■ Short exercise a ■
Could you turn everything in the records from the line containing "Patent image size: (791, 512)." down to the line containing "The electrode connecting point 531" into a Markdown table with the columns Row and Line, numbering each line and leaving out blank ones?

■ Text block ■
+--

Skip to main content

Distributed finetune Llama-3.2-3B with Unsloth on multiple A10 GPUs

This notebook demonstrates how to finetune the Llama-3.2-3B large language model using distributed training across multiple A10 GPUs. It combines the Unsloth library for optimized parameter-efficient fine-tuning with the serverless_gpu library for distributed training orchestration.

The notebook covers:

  • Configuring distributed training across 4 A10 GPUs
  • Loading and fine-tuning Llama-3.2-3B with LoRA adapters
  • Processing training data from the FineTome-100k dataset
  • Training with supervised fine-tuning (SFT) and MLflow tracking
  • Merging adapters and registering the model in Unity Catalog

Distributed training significantly reduces training time by parallelizing computation across multiple GPUs while maintaining model quality.

Requirements: Serverless GPU compute with A10 accelerators

This notebook requires GPU compute with A10 accelerators. Select A10 as the accelerator in the environment panel and click Apply.

Note: Compute provisioning can take up to 8 minutes. The distributed training will automatically provision 4 A10 GPUs when the training function executes.

+--

■ Exercise materials ■
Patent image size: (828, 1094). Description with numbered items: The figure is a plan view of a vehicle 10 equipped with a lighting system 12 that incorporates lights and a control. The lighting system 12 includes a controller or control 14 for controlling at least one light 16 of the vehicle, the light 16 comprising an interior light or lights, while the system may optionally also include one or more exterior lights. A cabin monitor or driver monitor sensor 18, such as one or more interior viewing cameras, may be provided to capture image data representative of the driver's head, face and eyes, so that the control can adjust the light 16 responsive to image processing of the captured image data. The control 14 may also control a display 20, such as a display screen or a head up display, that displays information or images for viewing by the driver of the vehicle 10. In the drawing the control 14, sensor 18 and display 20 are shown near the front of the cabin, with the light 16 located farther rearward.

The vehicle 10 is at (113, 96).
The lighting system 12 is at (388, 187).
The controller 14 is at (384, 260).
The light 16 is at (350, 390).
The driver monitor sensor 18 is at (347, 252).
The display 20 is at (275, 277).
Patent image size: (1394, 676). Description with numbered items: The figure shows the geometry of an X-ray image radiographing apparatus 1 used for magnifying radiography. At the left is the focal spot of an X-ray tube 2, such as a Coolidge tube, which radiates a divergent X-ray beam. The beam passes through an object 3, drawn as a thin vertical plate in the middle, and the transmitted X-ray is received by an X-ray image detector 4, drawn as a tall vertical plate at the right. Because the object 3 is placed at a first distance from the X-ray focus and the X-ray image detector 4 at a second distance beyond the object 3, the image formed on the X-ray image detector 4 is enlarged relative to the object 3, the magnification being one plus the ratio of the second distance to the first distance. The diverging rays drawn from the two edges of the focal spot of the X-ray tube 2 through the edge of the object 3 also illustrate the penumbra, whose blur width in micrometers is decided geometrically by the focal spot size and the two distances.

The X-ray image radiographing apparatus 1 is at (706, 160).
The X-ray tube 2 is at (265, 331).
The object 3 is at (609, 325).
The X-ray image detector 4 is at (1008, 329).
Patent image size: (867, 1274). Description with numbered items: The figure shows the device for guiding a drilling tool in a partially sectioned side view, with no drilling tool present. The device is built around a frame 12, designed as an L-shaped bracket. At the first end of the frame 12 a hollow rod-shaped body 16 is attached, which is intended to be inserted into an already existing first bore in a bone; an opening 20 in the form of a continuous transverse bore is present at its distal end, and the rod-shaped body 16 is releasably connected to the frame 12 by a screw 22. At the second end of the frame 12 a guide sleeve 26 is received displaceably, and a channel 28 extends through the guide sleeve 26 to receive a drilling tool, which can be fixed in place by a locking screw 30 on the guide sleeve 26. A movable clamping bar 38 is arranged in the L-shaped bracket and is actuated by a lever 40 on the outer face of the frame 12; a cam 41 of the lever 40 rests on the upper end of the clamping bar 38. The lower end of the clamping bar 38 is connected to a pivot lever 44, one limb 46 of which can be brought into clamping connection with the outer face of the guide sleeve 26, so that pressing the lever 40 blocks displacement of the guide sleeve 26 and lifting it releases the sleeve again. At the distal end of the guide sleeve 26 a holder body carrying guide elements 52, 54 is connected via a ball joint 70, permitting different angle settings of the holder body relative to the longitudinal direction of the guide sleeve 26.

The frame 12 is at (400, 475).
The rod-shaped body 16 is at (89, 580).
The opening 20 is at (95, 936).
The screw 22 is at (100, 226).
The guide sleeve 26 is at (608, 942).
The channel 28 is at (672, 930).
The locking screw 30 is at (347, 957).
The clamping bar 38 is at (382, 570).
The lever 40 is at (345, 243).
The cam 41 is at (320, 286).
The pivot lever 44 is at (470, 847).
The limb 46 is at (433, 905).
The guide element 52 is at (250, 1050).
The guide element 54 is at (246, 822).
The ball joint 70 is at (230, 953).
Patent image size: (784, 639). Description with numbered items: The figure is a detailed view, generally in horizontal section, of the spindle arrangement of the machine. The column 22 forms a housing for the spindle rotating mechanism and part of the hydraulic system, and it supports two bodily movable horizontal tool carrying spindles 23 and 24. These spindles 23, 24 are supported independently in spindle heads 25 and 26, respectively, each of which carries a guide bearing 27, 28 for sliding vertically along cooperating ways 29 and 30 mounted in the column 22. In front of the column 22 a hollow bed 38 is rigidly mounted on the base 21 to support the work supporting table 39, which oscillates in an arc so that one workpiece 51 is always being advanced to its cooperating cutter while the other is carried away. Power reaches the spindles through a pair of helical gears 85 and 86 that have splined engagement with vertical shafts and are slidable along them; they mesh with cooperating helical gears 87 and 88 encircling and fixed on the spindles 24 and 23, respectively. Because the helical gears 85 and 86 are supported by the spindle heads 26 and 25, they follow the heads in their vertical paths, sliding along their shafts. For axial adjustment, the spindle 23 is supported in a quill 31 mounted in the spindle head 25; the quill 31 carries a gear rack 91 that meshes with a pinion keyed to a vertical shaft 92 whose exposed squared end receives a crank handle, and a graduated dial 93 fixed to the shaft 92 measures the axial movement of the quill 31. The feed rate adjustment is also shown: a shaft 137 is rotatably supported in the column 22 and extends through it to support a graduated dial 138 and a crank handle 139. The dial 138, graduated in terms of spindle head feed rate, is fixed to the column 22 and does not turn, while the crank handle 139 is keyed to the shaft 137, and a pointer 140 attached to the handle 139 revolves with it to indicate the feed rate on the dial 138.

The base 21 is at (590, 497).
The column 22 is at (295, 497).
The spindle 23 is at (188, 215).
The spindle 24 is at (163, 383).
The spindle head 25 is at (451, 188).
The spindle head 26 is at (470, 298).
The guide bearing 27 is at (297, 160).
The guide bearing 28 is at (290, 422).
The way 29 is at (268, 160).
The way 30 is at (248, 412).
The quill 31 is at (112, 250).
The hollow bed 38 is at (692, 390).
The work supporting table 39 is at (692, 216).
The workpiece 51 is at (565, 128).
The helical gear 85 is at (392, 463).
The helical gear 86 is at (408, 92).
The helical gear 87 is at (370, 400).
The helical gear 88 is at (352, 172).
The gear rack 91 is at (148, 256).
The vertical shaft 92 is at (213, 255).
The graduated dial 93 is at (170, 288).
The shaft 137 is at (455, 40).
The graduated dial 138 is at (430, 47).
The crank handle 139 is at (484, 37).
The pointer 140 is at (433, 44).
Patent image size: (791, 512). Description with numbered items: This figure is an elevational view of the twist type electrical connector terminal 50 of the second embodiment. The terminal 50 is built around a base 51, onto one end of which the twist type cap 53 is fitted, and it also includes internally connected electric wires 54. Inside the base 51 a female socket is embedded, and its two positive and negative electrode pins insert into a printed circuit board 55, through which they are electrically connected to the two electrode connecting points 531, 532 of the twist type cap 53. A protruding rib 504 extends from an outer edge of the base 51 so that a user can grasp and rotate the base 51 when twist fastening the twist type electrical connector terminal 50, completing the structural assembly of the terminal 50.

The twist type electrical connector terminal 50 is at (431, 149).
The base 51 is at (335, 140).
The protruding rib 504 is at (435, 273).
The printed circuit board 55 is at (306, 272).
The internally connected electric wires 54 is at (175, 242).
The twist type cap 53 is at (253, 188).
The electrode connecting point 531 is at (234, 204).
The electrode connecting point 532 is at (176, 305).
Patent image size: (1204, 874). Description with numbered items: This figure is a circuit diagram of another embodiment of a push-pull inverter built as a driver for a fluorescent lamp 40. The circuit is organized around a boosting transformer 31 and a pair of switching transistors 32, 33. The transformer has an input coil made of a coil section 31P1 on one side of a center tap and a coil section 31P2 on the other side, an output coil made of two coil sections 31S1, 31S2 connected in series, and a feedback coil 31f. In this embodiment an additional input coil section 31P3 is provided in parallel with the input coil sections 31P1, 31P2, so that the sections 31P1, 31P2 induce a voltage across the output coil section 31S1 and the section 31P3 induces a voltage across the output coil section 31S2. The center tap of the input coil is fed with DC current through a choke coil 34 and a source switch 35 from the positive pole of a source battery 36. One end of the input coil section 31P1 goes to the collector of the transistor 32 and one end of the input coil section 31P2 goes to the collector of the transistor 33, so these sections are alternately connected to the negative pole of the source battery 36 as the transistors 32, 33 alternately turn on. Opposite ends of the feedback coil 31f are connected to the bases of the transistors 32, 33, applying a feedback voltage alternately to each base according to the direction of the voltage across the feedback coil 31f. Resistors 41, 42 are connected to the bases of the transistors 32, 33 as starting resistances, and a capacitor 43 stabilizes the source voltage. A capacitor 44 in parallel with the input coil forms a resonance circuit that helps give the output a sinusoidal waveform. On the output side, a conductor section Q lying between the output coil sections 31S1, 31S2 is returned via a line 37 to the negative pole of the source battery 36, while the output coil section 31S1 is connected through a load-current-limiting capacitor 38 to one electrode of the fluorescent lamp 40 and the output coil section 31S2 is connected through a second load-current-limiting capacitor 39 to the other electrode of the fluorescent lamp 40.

+--

■ Short exercise b ■
How would you restate the paragraph of the notebook page beginning "This notebook demonstrates how" more briefly while keeping its main facts?

■ Exercise response a ■
| Row | Line |
|---|---|
| 1 | Patent image size: (791, 512). Description with numbered items: This figure is an elevational view of the twist type electrical connector terminal 50 of the second embodiment. The terminal 50 is built around a base 51, onto one end of which the twist type cap 53 is fitted, and it also includes internally connected electric wires 54. Inside the base 51 a female socket is embedded, and its two positive and negative electrode pins insert into a printed circuit board 55, through which they are electrically connected to the two electrode connecting points 531, 532 of the twist type cap 53. A protruding rib 504 extends from an outer edge of the base 51 so that a user can grasp and rotate the base 51 when twist fastening the twist type electrical connector terminal 50, completing the structural assembly of the terminal 50. |
| 2 | The twist type electrical connector terminal 50 is at (431, 149). |
| 3 | The base 51 is at (335, 140). |
| 4 | The protruding rib 504 is at (435, 273). |
| 5 | The printed circuit board 55 is at (306, 272). |
| 6 | The internally connected electric wires 54 is at (175, 242). |
| 7 | The twist type cap 53 is at (253, 188). |
| 8 | The electrode connecting point 531 is at (234, 204). |

■ Exercise response b ■
The notebook shows distributed fine-tuning of the Llama-3.2-3B large language model on multiple A10 GPUs. It uses the Unsloth library for optimized parameter-efficient fine-tuning and the serverless_gpu library to orchestrate the distributed training.